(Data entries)

════════

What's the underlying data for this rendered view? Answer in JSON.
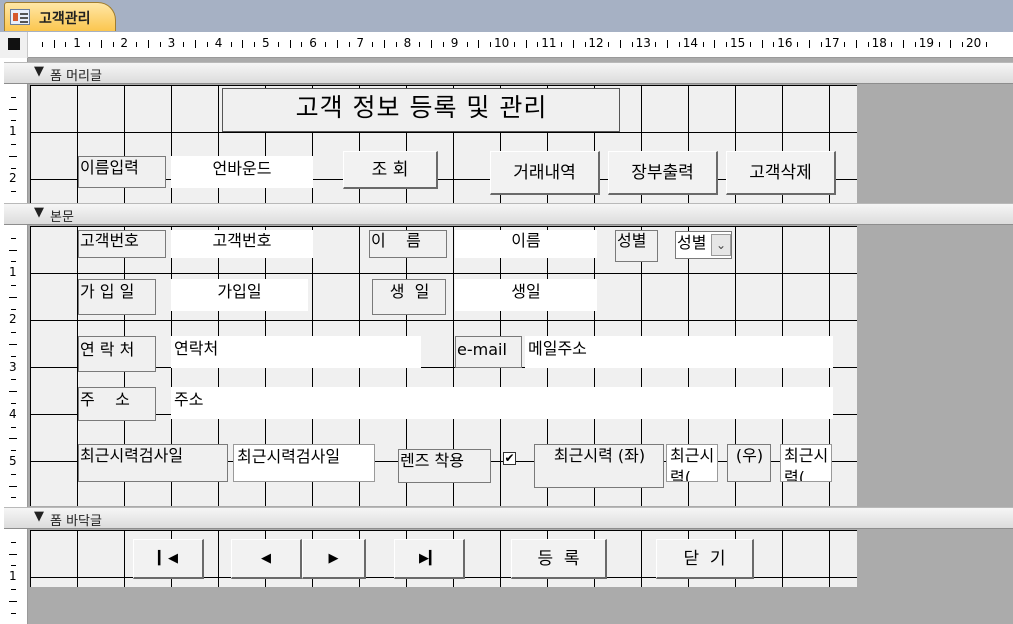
{
  "tab": {
    "title": "고객관리"
  },
  "ruler": {
    "h": [
      "1",
      "2",
      "3",
      "4",
      "5",
      "6",
      "7",
      "8",
      "9",
      "10",
      "11",
      "12",
      "13",
      "14",
      "15",
      "16",
      "17",
      "18",
      "19",
      "20"
    ],
    "v_header": [
      "1",
      "2"
    ],
    "v_body": [
      "1",
      "2",
      "3",
      "4",
      "5"
    ],
    "v_footer": [
      "1"
    ]
  },
  "sections": {
    "header": "폼 머리글",
    "body": "본문",
    "footer": "폼 바닥글"
  },
  "header": {
    "title": "고객 정보 등록 및 관리",
    "name_label": "이름입력",
    "name_input": "언바운드",
    "search_btn": "조 회",
    "history_btn": "거래내역",
    "ledger_btn": "장부출력",
    "delete_btn": "고객삭제"
  },
  "body": {
    "customer_id_label": "고객번호",
    "customer_id_field": "고객번호",
    "name_label": "이    름",
    "name_field": "이름",
    "gender_label": "성별",
    "gender_field": "성별",
    "join_label": "가 입 일",
    "join_field": "가입일",
    "birth_label": "생  일",
    "birth_field": "생일",
    "phone_label": "연 락 처",
    "phone_field": "연락처",
    "email_label": "e-mail",
    "email_field": "메일주소",
    "address_label": "주    소",
    "address_field": "주소",
    "recent_exam_label": "최근시력검사일",
    "recent_exam_field": "최근시력검사일",
    "lens_label": "렌즈 착용",
    "left_eye_label": "최근시력 (좌)",
    "left_eye_field": "최근시력(",
    "right_eye_label": "(우)",
    "right_eye_field": "최근시력("
  },
  "footer": {
    "first_icon": "first-record-icon",
    "prev_icon": "previous-record-icon",
    "next_icon": "next-record-icon",
    "last_icon": "last-record-icon",
    "register_btn": "등  록",
    "close_btn": "닫  기"
  }
}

════════

• _Problem statement_:
Pull every line containing "record" from the material above.

• _Solution for this problem_:
    "first_icon": "first-record-icon",
    "prev_icon": "previous-record-icon",
    "next_icon": "next-record-icon",
    "last_icon": "last-record-icon",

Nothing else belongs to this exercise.